··· Records for this exercise ···

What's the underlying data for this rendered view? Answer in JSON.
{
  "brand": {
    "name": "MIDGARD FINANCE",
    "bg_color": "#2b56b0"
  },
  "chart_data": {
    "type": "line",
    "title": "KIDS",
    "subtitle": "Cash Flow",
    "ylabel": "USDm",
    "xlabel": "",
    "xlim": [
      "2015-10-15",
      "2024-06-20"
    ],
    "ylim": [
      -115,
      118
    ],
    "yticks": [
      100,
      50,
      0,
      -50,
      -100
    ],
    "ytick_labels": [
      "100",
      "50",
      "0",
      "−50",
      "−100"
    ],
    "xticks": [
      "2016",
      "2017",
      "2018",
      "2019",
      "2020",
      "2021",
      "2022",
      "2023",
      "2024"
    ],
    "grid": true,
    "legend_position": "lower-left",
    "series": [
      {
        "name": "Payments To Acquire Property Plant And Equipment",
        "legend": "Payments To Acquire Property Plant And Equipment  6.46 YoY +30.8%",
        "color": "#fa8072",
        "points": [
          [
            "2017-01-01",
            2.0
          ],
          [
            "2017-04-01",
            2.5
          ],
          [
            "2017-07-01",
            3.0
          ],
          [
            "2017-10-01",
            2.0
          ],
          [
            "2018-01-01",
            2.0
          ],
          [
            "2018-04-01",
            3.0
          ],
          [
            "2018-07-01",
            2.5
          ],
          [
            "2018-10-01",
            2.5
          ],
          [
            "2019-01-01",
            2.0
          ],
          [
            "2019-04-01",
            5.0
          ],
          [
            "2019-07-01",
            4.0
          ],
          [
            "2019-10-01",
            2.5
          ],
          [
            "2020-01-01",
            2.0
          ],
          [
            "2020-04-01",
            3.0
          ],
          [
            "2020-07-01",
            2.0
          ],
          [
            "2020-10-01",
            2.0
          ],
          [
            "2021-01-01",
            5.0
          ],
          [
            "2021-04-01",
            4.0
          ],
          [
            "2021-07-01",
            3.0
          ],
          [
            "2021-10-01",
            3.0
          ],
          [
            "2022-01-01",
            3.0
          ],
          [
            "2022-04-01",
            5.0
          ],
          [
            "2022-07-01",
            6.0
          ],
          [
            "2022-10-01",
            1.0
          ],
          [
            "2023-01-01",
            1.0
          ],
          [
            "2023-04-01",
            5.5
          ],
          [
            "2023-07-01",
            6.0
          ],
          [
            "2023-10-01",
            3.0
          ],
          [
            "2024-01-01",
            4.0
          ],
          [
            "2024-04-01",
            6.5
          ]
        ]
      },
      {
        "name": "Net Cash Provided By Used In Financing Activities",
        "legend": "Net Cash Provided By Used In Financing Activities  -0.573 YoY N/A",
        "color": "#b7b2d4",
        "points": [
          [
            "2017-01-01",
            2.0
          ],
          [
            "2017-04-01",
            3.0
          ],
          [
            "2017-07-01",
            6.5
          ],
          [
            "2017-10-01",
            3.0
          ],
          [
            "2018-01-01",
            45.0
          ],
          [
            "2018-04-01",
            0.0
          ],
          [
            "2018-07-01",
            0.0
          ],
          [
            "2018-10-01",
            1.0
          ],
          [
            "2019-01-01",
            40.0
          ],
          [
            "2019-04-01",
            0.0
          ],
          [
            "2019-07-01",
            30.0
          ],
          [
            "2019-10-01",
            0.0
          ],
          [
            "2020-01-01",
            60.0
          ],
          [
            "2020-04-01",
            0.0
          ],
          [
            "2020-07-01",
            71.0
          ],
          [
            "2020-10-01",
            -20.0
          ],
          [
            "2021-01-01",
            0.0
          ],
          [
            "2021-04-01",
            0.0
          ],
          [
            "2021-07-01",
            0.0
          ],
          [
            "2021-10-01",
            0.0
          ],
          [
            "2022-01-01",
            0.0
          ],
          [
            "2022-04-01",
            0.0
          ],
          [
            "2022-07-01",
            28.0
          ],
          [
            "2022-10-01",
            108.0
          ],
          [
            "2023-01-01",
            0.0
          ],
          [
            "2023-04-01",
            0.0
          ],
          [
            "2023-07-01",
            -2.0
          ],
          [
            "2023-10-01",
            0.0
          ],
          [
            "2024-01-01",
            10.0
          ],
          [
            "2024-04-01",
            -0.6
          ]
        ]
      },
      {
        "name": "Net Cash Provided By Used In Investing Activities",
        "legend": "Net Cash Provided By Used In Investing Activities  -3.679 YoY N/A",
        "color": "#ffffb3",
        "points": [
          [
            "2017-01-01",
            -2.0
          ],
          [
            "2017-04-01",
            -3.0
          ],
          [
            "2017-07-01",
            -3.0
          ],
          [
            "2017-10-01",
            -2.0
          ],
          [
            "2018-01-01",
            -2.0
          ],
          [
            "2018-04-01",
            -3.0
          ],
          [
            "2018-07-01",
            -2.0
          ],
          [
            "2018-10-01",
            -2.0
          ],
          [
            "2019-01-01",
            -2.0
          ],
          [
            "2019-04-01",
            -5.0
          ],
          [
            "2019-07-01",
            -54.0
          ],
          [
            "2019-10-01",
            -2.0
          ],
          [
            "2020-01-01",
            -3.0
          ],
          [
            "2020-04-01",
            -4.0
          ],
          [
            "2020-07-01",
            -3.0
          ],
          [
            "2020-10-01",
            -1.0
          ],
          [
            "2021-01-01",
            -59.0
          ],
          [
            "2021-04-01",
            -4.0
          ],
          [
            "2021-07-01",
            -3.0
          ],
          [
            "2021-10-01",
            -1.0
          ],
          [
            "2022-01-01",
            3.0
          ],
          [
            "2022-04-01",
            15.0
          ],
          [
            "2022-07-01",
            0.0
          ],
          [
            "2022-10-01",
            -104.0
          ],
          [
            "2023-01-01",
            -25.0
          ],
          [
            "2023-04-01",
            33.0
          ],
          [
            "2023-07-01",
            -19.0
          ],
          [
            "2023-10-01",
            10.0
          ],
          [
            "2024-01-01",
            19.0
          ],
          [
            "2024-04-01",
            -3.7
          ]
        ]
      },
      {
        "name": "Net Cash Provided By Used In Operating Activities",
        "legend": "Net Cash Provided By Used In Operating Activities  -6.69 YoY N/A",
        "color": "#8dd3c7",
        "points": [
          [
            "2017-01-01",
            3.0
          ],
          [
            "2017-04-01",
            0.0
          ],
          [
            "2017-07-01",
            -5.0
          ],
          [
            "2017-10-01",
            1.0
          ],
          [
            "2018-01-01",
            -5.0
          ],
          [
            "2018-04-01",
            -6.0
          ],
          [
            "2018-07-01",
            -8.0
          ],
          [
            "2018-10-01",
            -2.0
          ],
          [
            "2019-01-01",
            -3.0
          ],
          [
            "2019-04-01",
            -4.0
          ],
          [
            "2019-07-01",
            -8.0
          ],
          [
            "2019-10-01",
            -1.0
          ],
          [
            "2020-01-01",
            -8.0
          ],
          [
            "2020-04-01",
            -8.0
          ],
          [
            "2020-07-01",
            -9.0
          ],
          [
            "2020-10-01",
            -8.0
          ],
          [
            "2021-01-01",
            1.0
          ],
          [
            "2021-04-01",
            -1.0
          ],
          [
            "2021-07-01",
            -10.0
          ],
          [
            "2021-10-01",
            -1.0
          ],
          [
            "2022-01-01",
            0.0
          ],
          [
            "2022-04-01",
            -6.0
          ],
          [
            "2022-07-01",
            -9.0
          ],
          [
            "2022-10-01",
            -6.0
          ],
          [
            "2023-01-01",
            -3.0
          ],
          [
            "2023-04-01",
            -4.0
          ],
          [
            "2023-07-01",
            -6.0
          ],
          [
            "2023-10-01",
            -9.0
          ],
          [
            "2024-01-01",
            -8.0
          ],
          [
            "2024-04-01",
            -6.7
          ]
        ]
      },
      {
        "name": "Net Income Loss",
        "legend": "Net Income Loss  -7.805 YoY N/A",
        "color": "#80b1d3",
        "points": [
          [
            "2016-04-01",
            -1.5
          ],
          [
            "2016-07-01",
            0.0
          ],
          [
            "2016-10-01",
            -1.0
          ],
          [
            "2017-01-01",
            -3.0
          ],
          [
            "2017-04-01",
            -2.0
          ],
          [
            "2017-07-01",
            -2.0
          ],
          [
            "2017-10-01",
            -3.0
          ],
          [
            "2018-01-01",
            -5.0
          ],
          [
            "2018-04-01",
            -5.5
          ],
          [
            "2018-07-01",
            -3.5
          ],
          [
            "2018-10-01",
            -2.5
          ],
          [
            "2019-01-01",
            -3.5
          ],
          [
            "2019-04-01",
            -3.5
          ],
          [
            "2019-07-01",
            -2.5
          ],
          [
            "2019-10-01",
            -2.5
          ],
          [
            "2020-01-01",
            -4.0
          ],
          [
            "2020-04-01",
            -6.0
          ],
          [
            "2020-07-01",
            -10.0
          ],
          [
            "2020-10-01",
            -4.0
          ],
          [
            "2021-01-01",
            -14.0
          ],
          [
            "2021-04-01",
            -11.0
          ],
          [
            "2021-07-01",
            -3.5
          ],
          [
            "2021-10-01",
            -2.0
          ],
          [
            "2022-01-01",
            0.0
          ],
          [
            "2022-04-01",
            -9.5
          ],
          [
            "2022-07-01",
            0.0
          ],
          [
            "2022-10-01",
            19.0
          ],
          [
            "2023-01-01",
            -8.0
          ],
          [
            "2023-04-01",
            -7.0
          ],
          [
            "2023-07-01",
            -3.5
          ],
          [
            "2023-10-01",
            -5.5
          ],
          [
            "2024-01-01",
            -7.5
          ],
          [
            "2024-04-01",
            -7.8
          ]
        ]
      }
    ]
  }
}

···

> **Task description**
Filter for "Income". Return all lines that hold it.

> **Right answer**
        "name": "Net Income Loss",
        "legend": "Net Income Loss  -7.805 YoY N/A",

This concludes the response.